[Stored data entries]

## start

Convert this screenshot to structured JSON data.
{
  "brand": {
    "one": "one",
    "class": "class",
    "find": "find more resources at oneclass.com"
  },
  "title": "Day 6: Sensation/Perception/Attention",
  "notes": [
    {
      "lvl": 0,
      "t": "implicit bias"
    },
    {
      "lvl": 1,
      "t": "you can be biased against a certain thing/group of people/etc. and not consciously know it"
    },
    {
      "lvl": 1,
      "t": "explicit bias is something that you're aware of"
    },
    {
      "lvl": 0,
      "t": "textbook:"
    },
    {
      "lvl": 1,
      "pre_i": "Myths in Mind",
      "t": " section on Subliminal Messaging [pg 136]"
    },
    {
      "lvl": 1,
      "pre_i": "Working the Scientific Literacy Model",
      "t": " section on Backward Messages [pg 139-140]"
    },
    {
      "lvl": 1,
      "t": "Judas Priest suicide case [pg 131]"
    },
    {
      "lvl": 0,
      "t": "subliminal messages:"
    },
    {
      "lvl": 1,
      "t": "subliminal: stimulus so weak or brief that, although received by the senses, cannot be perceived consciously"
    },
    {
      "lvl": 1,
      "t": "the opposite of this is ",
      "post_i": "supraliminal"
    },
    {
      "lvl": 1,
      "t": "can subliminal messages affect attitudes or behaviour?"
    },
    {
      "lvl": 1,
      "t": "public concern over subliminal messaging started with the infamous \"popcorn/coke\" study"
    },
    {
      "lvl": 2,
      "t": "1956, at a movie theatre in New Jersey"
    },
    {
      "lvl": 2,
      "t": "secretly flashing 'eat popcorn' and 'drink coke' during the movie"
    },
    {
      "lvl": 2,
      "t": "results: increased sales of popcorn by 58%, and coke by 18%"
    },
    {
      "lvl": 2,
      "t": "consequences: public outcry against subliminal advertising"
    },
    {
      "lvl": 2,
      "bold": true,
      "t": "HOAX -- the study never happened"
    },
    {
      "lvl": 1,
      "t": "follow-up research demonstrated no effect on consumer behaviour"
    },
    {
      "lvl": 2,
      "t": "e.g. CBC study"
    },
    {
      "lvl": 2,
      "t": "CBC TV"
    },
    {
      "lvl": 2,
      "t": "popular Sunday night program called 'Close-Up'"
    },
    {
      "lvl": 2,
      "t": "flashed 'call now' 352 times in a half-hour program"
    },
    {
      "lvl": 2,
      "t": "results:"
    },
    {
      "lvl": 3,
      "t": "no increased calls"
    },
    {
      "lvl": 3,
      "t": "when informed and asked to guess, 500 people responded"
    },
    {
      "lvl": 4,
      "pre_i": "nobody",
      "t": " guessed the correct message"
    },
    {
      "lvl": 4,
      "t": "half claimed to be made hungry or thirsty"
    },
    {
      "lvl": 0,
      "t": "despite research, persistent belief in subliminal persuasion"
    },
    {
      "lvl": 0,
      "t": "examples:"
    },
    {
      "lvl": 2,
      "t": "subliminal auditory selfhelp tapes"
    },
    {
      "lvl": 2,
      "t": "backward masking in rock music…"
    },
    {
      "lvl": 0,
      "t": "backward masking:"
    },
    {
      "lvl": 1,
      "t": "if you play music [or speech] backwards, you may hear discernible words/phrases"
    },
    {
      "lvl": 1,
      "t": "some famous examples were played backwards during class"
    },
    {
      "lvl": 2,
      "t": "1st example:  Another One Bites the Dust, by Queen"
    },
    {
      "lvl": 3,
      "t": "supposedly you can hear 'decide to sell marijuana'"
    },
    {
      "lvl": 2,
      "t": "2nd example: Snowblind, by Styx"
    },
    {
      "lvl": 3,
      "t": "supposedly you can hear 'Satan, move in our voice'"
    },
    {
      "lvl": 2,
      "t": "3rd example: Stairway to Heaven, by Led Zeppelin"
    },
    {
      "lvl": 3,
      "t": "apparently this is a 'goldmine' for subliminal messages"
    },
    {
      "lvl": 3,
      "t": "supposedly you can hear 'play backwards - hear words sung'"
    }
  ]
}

## end

Problem statement:
Take the entries above and transcribe them in full.

The completed task:
Convert this screenshot to structured JSON data.
{
  "brand": {
    "one": "one",
    "class": "class",
    "find": "find more resources at oneclass.com"
  },
  "title": "Day 6: Sensation/Perception/Attention",
  "notes": [
    {
      "lvl": 0,
      "t": "implicit bias"
    },
    {
      "lvl": 1,
      "t": "you can be biased against a certain thing/group of people/etc. and not consciously know it"
    },
    {
      "lvl": 1,
      "t": "explicit bias is something that you're aware of"
    },
    {
      "lvl": 0,
      "t": "textbook:"
    },
    {
      "lvl": 1,
      "pre_i": "Myths in Mind",
      "t": " section on Subliminal Messaging [pg 136]"
    },
    {
      "lvl": 1,
      "pre_i": "Working the Scientific Literacy Model",
      "t": " section on Backward Messages [pg 139-140]"
    },
    {
      "lvl": 1,
      "t": "Judas Priest suicide case [pg 131]"
    },
    {
      "lvl": 0,
      "t": "subliminal messages:"
    },
    {
      "lvl": 1,
      "t": "subliminal: stimulus so weak or brief that, although received by the senses, cannot be perceived consciously"
    },
    {
      "lvl": 1,
      "t": "the opposite of this is ",
      "post_i": "supraliminal"
    },
    {
      "lvl": 1,
      "t": "can subliminal messages affect attitudes or behaviour?"
    },
    {
      "lvl": 1,
      "t": "public concern over subliminal messaging started with the infamous \"popcorn/coke\" study"
    },
    {
      "lvl": 2,
      "t": "1956, at a movie theatre in New Jersey"
    },
    {
      "lvl": 2,
      "t": "secretly flashing 'eat popcorn' and 'drink coke' during the movie"
    },
    {
      "lvl": 2,
      "t": "results: increased sales of popcorn by 58%, and coke by 18%"
    },
    {
      "lvl": 2,
      "t": "consequences: public outcry against subliminal advertising"
    },
    {
      "lvl": 2,
      "bold": true,
      "t": "HOAX -- the study never happened"
    },
    {
      "lvl": 1,
      "t": "follow-up research demonstrated no effect on consumer behaviour"
    },
    {
      "lvl": 2,
      "t": "e.g. CBC study"
    },
    {
      "lvl": 2,
      "t": "CBC TV"
    },
    {
      "lvl": 2,
      "t": "popular Sunday night program called 'Close-Up'"
    },
    {
      "lvl": 2,
      "t": "flashed 'call now' 352 times in a half-hour program"
    },
    {
      "lvl": 2,
      "t": "results:"
    },
    {
      "lvl": 3,
      "t": "no increased calls"
    },
    {
      "lvl": 3,
      "t": "when informed and asked to guess, 500 people responded"
    },
    {
      "lvl": 4,
      "pre_i": "nobody",
      "t": " guessed the correct message"
    },
    {
      "lvl": 4,
      "t": "half claimed to be made hungry or thirsty"
    },
    {
      "lvl": 0,
      "t": "despite research, persistent belief in subliminal persuasion"
    },
    {
      "lvl": 0,
      "t": "examples:"
    },
    {
      "lvl": 2,
      "t": "subliminal auditory selfhelp tapes"
    },
    {
      "lvl": 2,
      "t": "backward masking in rock music…"
    },
    {
      "lvl": 0,
      "t": "backward masking:"
    },
    {
      "lvl": 1,
      "t": "if you play music [or speech] backwards, you may hear discernible words/phrases"
    },
    {
      "lvl": 1,
      "t": "some famous examples were played backwards during class"
    },
    {
      "lvl": 2,
      "t": "1st example:  Another One Bites the Dust, by Queen"
    },
    {
      "lvl": 3,
      "t": "supposedly you can hear 'decide to sell marijuana'"
    },
    {
      "lvl": 2,
      "t": "2nd example: Snowblind, by Styx"
    },
    {
      "lvl": 3,
      "t": "supposedly you can hear 'Satan, move in our voice'"
    },
    {
      "lvl": 2,
      "t": "3rd example: Stairway to Heaven, by Led Zeppelin"
    },
    {
      "lvl": 3,
      "t": "apparently this is a 'goldmine' for subliminal messages"
    },
    {
      "lvl": 3,
      "t": "supposedly you can hear 'play backwards - hear words sung'"
    }
  ]
}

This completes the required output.